What the task requires: Find each line containing the string "JSON". Copy it.

(Stored data)
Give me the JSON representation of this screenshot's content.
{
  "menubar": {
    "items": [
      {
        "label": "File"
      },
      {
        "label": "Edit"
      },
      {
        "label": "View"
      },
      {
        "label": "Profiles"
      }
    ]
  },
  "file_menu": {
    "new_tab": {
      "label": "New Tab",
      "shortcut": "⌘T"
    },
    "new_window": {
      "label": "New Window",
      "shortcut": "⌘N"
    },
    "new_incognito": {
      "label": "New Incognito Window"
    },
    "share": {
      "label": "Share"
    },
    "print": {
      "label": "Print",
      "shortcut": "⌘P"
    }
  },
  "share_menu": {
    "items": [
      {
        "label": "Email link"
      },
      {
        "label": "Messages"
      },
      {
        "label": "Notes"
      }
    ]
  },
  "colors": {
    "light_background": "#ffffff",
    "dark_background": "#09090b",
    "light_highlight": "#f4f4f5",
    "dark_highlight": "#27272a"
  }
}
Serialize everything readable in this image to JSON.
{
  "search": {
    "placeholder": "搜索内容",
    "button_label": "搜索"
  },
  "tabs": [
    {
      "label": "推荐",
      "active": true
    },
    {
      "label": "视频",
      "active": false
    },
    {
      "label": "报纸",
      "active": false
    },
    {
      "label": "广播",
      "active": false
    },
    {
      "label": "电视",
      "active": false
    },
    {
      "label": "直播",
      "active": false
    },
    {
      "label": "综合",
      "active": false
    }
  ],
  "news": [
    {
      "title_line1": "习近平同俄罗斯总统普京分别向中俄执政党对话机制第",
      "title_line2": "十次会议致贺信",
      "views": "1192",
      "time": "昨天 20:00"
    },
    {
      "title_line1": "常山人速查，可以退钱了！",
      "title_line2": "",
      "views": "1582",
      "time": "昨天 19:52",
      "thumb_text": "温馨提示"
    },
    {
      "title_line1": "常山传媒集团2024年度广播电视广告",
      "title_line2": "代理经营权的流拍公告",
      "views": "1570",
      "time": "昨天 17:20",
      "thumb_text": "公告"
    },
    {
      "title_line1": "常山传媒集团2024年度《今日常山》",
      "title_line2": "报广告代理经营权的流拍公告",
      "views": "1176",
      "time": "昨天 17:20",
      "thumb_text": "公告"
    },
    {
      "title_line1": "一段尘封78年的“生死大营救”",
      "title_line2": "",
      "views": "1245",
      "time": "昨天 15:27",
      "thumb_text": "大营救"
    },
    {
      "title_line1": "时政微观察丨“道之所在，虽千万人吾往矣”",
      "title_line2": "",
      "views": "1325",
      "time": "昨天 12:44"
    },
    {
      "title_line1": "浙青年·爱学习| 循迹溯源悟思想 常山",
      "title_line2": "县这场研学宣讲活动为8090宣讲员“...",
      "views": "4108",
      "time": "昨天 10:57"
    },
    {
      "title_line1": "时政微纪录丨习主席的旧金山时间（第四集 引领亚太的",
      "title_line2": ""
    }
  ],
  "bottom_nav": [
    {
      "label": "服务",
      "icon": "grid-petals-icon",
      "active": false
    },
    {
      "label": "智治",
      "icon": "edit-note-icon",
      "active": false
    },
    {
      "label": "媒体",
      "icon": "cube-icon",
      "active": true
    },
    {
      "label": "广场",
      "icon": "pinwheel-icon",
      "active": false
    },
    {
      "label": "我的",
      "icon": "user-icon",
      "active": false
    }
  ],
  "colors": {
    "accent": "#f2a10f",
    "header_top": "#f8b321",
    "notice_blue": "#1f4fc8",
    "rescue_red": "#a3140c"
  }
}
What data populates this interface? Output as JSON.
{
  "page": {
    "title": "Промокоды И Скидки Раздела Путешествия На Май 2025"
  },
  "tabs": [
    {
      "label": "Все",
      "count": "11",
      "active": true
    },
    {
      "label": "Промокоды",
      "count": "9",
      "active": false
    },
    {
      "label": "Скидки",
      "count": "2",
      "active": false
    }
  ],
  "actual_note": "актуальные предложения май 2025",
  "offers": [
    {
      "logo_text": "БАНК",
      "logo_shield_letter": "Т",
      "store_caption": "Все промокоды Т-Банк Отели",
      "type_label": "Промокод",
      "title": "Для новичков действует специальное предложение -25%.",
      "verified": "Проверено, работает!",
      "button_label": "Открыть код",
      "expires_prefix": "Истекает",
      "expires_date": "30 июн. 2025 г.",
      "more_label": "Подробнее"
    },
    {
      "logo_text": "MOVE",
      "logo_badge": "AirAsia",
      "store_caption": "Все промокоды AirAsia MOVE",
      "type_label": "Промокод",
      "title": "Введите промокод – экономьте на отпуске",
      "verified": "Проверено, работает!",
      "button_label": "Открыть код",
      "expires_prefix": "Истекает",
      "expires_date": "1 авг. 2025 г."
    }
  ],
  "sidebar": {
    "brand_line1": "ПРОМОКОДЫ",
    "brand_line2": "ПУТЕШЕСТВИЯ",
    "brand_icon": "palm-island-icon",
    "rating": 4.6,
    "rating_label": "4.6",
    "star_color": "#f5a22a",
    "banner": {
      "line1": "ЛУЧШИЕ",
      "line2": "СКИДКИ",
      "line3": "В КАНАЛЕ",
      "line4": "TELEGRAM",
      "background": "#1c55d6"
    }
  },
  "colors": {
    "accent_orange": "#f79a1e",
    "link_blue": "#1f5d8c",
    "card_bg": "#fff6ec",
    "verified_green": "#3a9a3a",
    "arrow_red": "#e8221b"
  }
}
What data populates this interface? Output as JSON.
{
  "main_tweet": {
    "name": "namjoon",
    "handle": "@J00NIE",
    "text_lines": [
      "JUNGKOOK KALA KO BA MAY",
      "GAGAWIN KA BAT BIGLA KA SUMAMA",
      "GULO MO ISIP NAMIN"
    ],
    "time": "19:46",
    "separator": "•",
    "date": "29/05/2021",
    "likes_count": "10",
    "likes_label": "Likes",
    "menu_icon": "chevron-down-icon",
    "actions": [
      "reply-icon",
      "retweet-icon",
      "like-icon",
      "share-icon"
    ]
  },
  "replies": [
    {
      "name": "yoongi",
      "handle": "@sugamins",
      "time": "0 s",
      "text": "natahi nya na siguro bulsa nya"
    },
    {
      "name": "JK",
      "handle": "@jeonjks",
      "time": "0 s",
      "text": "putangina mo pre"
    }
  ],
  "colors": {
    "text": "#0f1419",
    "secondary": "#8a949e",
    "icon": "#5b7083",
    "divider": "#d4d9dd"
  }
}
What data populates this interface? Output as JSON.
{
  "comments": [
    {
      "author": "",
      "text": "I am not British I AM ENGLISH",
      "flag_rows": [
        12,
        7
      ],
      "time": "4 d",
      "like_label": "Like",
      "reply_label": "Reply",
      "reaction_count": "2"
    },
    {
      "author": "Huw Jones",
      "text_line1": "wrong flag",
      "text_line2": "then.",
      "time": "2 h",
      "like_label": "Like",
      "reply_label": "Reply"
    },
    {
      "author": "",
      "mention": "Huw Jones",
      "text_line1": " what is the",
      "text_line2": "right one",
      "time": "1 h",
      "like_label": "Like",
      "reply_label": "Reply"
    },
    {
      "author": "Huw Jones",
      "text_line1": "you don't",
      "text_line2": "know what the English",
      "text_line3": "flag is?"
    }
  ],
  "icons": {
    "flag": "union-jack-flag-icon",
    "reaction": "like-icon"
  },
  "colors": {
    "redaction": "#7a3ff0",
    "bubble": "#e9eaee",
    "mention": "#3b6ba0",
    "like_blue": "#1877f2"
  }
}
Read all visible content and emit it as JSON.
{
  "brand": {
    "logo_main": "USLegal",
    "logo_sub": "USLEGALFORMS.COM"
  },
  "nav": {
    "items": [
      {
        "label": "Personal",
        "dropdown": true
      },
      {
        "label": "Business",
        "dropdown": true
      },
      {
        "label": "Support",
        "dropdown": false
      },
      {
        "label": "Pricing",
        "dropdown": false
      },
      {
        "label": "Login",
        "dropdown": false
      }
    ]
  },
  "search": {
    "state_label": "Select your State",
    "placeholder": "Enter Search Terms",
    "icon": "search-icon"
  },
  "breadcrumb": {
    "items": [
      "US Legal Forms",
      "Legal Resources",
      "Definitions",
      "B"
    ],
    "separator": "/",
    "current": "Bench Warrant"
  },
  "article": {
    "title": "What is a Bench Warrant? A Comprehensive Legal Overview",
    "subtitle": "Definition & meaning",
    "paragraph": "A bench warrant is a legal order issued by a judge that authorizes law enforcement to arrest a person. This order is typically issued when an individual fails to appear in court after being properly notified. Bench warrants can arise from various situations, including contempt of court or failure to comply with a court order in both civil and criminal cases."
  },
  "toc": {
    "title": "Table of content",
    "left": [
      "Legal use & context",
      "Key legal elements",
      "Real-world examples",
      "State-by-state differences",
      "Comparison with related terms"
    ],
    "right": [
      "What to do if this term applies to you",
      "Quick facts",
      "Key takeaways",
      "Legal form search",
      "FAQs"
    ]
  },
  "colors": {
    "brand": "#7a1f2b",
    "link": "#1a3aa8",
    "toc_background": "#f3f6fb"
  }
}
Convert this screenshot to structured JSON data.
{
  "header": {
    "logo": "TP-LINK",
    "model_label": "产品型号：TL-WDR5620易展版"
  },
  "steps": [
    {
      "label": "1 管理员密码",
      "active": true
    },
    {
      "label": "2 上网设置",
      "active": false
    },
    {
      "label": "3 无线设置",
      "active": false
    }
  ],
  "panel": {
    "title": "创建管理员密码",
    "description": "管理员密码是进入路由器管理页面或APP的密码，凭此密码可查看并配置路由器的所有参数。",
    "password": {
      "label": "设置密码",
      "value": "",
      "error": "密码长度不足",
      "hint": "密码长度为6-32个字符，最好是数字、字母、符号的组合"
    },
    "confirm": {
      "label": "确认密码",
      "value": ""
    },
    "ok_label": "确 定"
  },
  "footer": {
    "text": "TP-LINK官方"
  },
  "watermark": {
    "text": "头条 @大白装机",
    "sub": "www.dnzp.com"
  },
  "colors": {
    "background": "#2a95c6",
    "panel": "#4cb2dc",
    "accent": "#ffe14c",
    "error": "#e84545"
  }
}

Task result:
Give me the JSON representation of this screenshot's content.
Serialize everything readable in this image to JSON.
What data populates this interface? Output as JSON.
What data populates this interface? Output as JSON.
What data populates this interface? Output as JSON.
Read all visible content and emit it as JSON.
Convert this screenshot to structured JSON data.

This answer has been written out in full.